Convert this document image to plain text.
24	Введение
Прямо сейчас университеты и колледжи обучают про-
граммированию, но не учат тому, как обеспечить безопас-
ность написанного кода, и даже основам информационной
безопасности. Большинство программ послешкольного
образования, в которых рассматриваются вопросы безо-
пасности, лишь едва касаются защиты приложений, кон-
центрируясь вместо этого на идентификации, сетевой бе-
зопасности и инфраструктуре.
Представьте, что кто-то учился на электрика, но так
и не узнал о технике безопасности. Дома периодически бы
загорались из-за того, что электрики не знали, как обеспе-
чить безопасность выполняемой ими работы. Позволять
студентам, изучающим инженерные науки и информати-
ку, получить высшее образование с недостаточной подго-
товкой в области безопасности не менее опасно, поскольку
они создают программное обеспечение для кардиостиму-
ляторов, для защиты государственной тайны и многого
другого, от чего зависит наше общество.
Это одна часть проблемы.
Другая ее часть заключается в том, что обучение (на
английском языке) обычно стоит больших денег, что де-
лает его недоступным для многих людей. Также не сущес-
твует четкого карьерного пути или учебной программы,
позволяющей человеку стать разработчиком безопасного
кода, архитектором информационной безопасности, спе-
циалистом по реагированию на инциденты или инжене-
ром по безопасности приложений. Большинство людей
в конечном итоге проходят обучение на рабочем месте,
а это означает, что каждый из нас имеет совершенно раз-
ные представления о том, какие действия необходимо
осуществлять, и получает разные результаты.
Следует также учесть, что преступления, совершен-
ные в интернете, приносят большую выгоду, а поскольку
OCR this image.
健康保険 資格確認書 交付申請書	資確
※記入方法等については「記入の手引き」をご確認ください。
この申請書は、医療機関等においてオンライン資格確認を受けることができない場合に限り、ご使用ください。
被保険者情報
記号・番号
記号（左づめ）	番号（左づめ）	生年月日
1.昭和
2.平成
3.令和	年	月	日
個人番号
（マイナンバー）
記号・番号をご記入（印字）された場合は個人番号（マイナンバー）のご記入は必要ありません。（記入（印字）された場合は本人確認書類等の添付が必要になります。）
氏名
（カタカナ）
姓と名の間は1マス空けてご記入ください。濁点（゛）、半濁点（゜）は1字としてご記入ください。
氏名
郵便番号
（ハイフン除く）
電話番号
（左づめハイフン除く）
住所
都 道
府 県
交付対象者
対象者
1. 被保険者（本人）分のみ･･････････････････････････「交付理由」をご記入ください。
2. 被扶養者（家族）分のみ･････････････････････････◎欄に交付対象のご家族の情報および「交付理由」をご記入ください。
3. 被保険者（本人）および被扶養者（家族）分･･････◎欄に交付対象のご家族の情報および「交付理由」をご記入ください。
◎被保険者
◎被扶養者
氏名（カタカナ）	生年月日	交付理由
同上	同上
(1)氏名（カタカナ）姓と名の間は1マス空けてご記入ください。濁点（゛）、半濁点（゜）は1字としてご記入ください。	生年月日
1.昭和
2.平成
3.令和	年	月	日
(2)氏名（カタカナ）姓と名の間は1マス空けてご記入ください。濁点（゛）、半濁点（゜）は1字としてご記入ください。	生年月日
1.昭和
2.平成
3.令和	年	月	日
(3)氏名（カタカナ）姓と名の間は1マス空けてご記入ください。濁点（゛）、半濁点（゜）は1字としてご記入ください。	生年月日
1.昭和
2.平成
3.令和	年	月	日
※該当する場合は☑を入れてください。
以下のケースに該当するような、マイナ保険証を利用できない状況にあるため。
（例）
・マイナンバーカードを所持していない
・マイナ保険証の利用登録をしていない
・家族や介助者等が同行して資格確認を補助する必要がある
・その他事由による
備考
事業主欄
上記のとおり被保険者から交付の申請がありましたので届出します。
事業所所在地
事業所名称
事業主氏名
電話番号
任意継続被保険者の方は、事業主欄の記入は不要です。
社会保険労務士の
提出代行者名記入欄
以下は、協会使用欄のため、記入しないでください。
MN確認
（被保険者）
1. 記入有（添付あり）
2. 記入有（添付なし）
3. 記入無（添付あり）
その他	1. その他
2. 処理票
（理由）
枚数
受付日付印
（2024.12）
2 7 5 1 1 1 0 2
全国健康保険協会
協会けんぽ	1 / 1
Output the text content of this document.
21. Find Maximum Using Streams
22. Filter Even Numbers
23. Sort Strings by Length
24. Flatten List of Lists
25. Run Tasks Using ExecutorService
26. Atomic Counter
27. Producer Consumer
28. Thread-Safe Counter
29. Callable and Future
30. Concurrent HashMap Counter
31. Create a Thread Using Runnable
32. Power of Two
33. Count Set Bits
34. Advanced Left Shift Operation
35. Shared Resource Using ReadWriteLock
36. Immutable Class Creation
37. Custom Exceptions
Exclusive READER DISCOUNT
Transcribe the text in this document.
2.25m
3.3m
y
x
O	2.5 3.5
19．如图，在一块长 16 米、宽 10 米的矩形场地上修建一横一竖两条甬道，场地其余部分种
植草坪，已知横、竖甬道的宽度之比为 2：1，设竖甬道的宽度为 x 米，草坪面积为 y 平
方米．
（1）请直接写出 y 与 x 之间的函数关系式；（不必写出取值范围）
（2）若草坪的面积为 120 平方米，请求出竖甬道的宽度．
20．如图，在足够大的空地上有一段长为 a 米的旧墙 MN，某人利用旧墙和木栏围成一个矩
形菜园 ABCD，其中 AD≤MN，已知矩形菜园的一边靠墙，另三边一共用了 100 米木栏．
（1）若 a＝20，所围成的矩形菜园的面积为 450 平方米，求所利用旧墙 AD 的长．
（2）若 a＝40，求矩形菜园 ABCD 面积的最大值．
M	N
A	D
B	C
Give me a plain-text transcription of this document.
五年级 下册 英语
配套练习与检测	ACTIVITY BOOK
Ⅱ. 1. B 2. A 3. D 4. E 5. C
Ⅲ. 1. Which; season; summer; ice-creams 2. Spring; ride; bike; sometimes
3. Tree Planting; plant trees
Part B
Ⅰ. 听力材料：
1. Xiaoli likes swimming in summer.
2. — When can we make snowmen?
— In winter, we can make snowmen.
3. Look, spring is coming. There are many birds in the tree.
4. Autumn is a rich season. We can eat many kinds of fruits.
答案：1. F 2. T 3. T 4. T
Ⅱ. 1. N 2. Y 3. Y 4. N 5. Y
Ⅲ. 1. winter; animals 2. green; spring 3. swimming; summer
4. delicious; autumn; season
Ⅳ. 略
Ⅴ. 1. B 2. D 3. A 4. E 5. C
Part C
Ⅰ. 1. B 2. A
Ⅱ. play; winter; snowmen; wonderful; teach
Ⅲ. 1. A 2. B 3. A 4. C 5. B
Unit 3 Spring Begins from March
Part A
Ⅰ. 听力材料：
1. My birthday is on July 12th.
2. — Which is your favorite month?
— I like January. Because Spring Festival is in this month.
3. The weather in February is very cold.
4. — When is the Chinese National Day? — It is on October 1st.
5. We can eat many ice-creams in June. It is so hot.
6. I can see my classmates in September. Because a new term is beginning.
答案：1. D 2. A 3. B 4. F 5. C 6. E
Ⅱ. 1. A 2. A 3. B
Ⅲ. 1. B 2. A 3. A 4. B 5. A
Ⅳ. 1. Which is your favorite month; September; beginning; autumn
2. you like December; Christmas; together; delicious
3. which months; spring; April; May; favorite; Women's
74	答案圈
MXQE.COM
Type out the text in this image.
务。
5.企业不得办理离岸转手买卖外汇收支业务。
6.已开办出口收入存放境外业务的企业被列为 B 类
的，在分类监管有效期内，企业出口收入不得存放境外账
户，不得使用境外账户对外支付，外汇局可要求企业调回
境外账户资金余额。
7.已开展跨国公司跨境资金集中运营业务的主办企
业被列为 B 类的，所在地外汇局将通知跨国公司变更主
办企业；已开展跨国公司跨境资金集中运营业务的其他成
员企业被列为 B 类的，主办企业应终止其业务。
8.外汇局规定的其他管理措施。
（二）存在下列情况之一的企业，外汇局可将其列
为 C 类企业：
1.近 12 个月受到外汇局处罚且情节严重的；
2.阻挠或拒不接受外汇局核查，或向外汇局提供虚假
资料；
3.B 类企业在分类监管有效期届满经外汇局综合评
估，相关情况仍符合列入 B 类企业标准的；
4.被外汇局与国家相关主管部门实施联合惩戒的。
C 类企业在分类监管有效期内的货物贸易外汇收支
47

• GIVEN EXERCISE: Only the lines from the one containing "Type out the text in this image." to the end of the listing belong in the output, each reproduced exactly.

• EXERCISE RESPONSE:
Type out the text in this image.
务。
5.企业不得办理离岸转手买卖外汇收支业务。
6.已开办出口收入存放境外业务的企业被列为 B 类
的，在分类监管有效期内，企业出口收入不得存放境外账
户，不得使用境外账户对外支付，外汇局可要求企业调回
境外账户资金余额。
7.已开展跨国公司跨境资金集中运营业务的主办企
业被列为 B 类的，所在地外汇局将通知跨国公司变更主
办企业；已开展跨国公司跨境资金集中运营业务的其他成
员企业被列为 B 类的，主办企业应终止其业务。
8.外汇局规定的其他管理措施。
（二）存在下列情况之一的企业，外汇局可将其列
为 C 类企业：
1.近 12 个月受到外汇局处罚且情节严重的；
2.阻挠或拒不接受外汇局核查，或向外汇局提供虚假
资料；
3.B 类企业在分类监管有效期届满经外汇局综合评
估，相关情况仍符合列入 B 类企业标准的；
4.被外汇局与国家相关主管部门实施联合惩戒的。
C 类企业在分类监管有效期内的货物贸易外汇收支
47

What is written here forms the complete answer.